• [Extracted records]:

# # # # # # #

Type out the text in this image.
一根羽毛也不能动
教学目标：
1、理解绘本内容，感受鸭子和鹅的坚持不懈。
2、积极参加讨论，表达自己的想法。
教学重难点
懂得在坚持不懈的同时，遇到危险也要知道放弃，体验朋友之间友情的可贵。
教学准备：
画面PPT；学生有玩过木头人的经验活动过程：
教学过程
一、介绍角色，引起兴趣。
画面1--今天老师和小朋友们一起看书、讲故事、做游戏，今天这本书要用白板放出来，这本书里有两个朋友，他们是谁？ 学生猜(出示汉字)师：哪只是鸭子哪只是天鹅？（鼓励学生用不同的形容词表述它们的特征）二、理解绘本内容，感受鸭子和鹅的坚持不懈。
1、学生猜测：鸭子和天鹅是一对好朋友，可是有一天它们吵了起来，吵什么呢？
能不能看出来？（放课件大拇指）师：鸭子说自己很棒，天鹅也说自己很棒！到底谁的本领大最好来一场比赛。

# # # # # # #

• [WHAT THIS TASK INVOLVES]: Filter the listing above for the string "感受鸭子和鹅的坚持不懈" and copy every matching line.

• [EXERCISE OUTPUT]:
1、理解绘本内容，感受鸭子和鹅的坚持不懈。
画面1--今天老师和小朋友们一起看书、讲故事、做游戏，今天这本书要用白板放出来，这本书里有两个朋友，他们是谁？ 学生猜(出示汉字)师：哪只是鸭子哪只是天鹅？（鼓励学生用不同的形容词表述它们的特征）二、理解绘本内容，感受鸭子和鹅的坚持不懈。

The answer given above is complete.